:: BRIEF ::
Below are entries. Pull out all lines containing "text".

*** ROWS

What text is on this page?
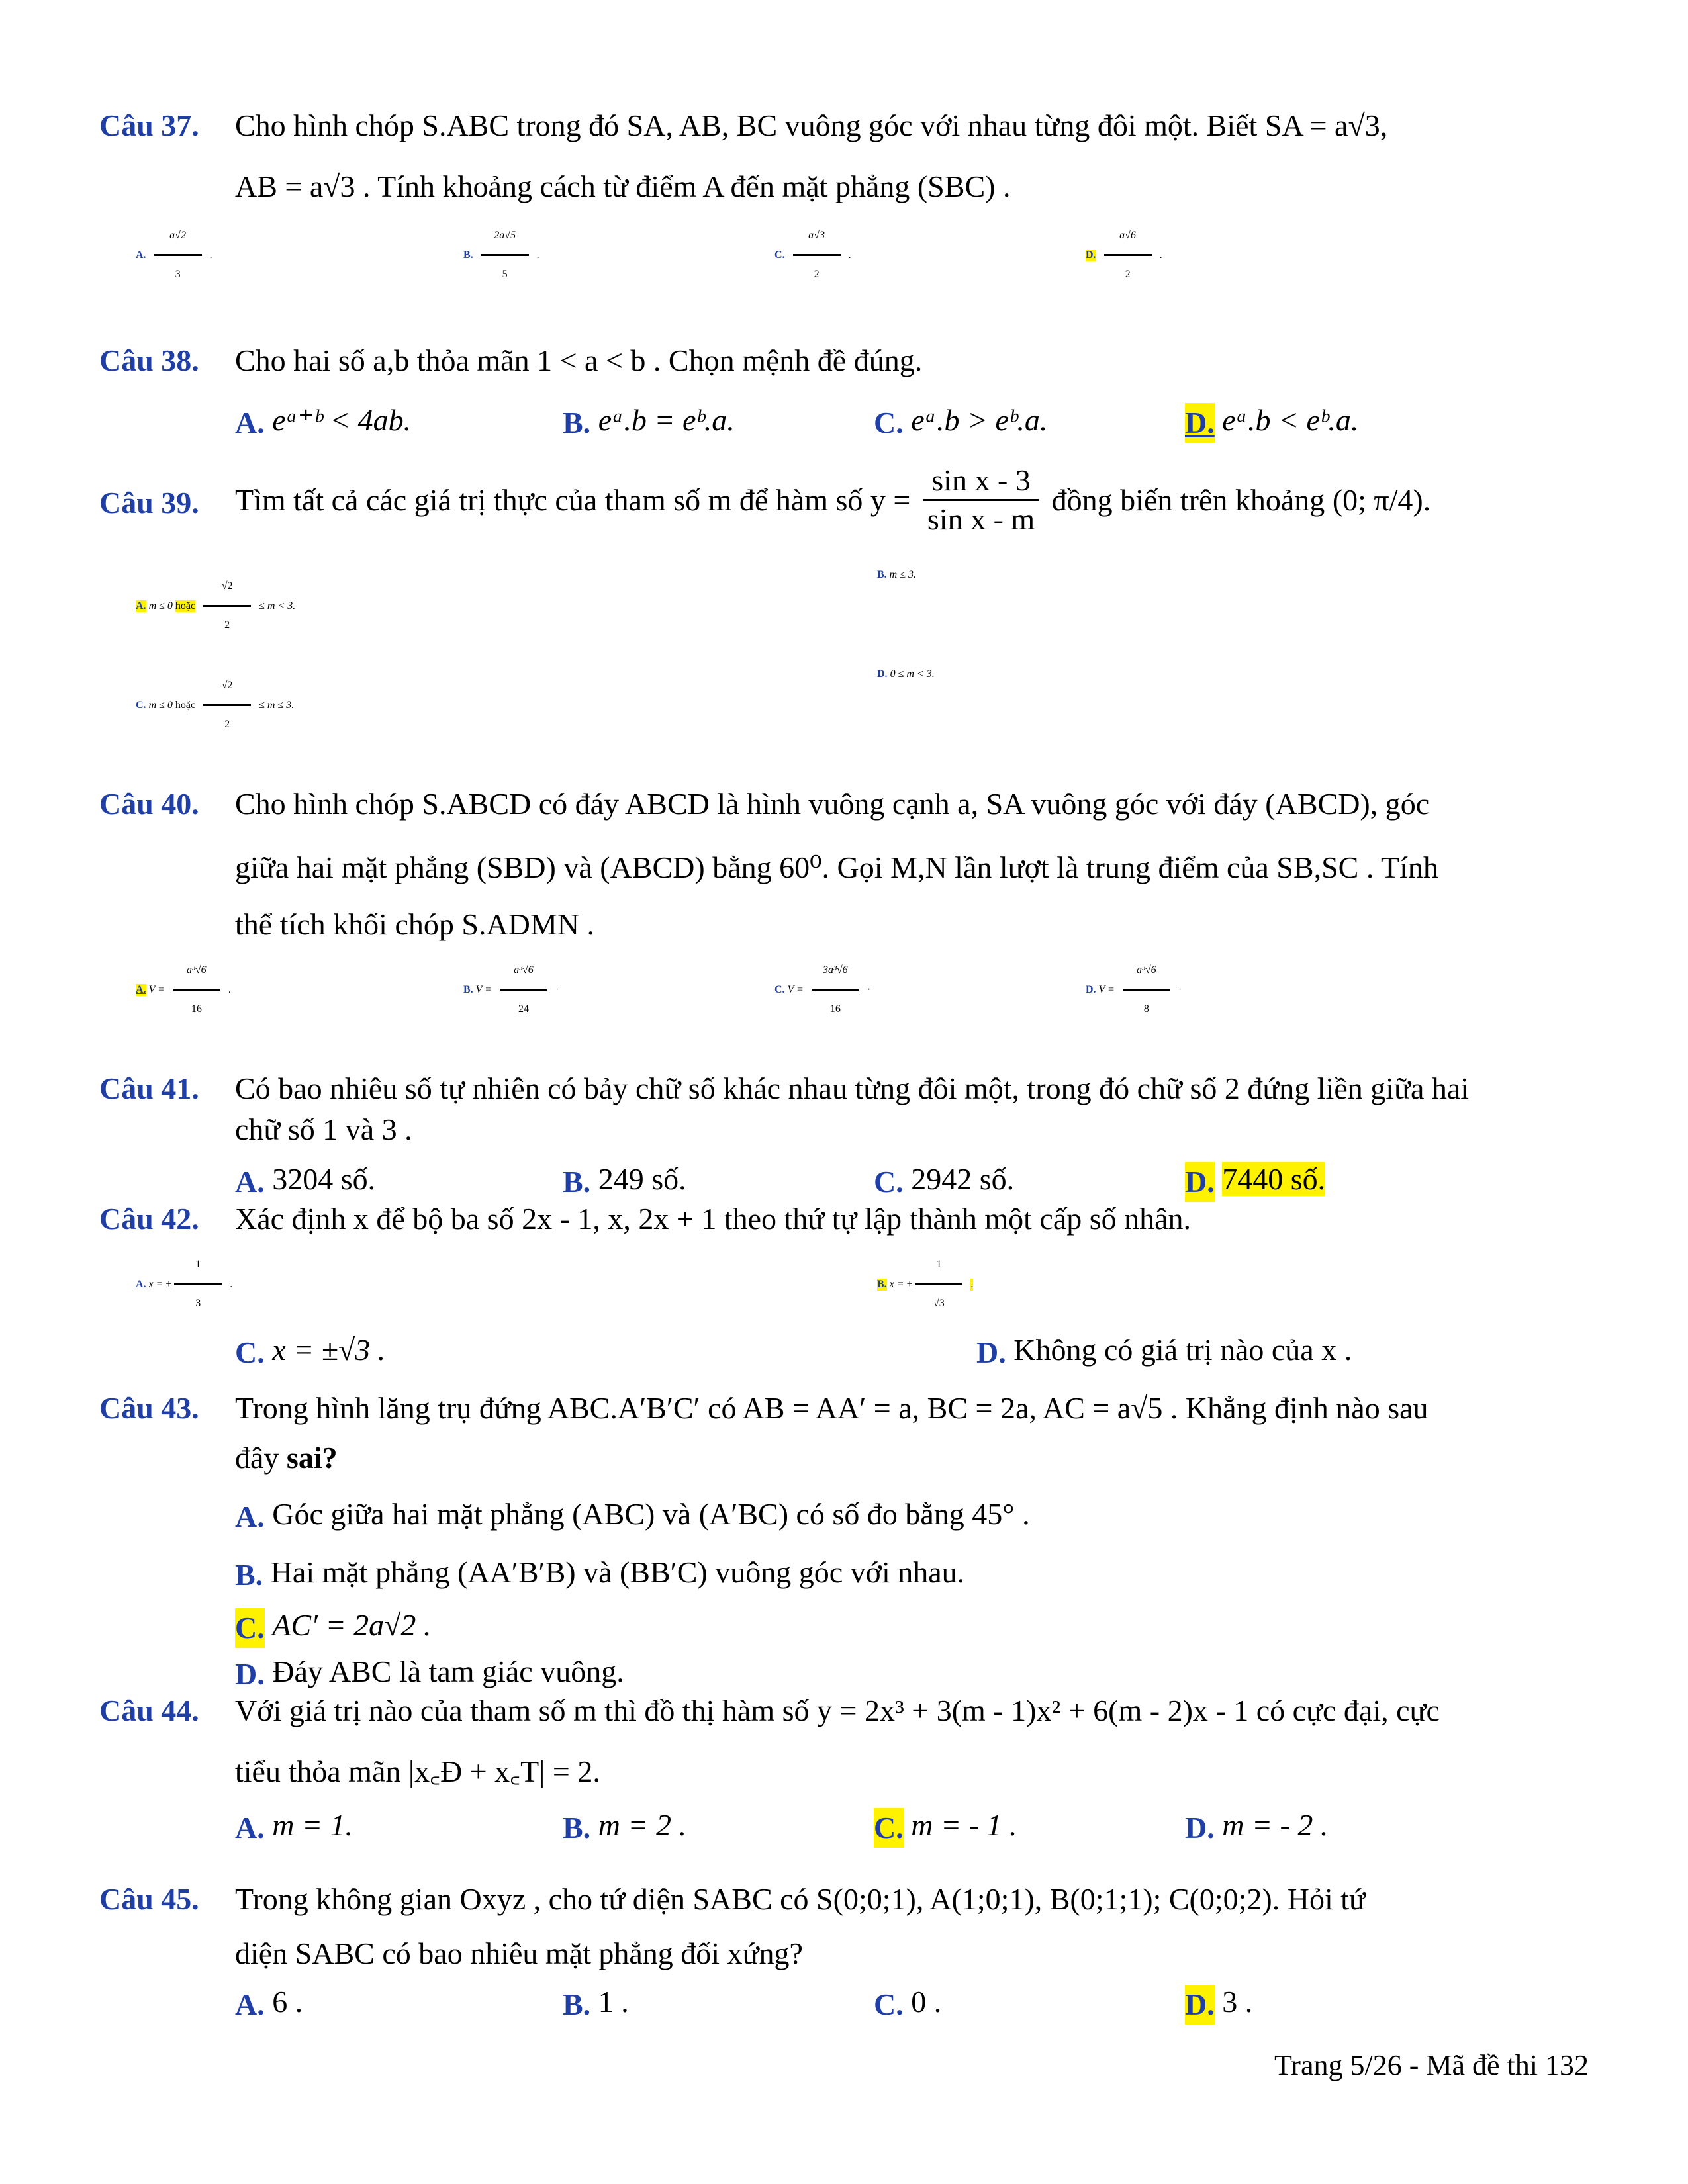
Câu 37. Cho hình chóp S.ABC trong đó SA, AB, BC vuông góc với nhau từng đôi một. Biết SA = a√3,
AB = a√3 . Tính khoảng cách từ điểm A đến mặt phẳng (SBC) .
A. $\frac{a√2}{3}$ .	B. $\frac{2a√5}{5}$ .	C. $\frac{a√3}{2}$ .	D. $\frac{a√6}{2}$ .
Câu 38. Cho hai số a,b thỏa mãn 1 < a < b . Chọn mệnh đề đúng.
A. eᵃ⁺ᵇ < 4ab.	B. eᵃ.b = eᵇ.a.	C. eᵃ.b > eᵇ.a.	D. eᵃ.b < eᵇ.a.
Câu 39. Tìm tất cả các giá trị thực của tham số m để hàm số $y = \frac{\text{sin x - 3}}{\text{sin x - m}}$ đồng biến trên khoảng (0; π/4).
A. m ≤ 0 hoặc $\frac{√2}{2} \le m < 3$.
B. m ≤ 3.
C. m ≤ 0 hoặc $\frac{√2}{2} \le m \le 3$.
D. 0 ≤ m < 3.
Câu 40. Cho hình chóp S.ABCD có đáy ABCD là hình vuông cạnh a, SA vuông góc với đáy (ABCD), góc
giữa hai mặt phẳng (SBD) và (ABCD) bằng 60⁰. Gọi M,N lần lượt là trung điểm của SB,SC . Tính
thể tích khối chóp S.ADMN .
A. $V = \frac{\text{a³√6}}{16}$ .	B. $V = \frac{\text{a³√6}}{24}$ ·	C. $V = \frac{\text{3a³√6}}{16}$ ·	D. $V = \frac{\text{a³√6}}{8}$ ·
Câu 41. Có bao nhiêu số tự nhiên có bảy chữ số khác nhau từng đôi một, trong đó chữ số 2 đứng liền giữa hai
chữ số 1 và 3 .
A. 3204 số.	B. 249 số.	C. 2942 số.	D. 7440 số.
Câu 42. Xác định x để bộ ba số 2x - 1, x, 2x + 1 theo thứ tự lập thành một cấp số nhân.
A. x = ± $\frac{1}{3}$ .	B. x = ± $\frac{1}{√3}$ .
C. x = ±√3 .	D. Không có giá trị nào của x .
Câu 43. Trong hình lăng trụ đứng ABC.A′B′C′ có AB = AA′ = a, BC = 2a, AC = a√5 . Khẳng định nào sau
đây sai?
A. Góc giữa hai mặt phẳng (ABC) và (A′BC) có số đo bằng 45° .
B. Hai mặt phẳng (AA′B′B) và (BB′C) vuông góc với nhau.
C. AC′ = 2a√2 .
D. Đáy ABC là tam giác vuông.
Câu 44. Với giá trị nào của tham số m thì đồ thị hàm số y = 2x³ + 3(m - 1)x² + 6(m - 2)x - 1 có cực đại, cực
tiểu thỏa mãn |x꜀Đ + x꜀T| = 2.
A. m = 1.	B. m = 2 .	C. m = - 1 .	D. m = - 2 .
Câu 45. Trong không gian Oxyz , cho tứ diện SABC có S(0;0;1), A(1;0;1), B(0;1;1); C(0;0;2). Hỏi tứ
diện SABC có bao nhiêu mặt phẳng đối xứng?
A. 6 .	B. 1 .	C. 0 .	D. 3 .
Trang 5/26 - Mã đề thi 132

******

:: RESULT BELOW ::
What text is on this page?
Câu 39. Tìm tất cả các giá trị thực của tham số m để hàm số $y = \frac{\text{sin x - 3}}{\text{sin x - m}}$ đồng biến trên khoảng (0; π/4).
A. $V = \frac{\text{a³√6}}{16}$ .	B. $V = \frac{\text{a³√6}}{24}$ ·	C. $V = \frac{\text{3a³√6}}{16}$ ·	D. $V = \frac{\text{a³√6}}{8}$ ·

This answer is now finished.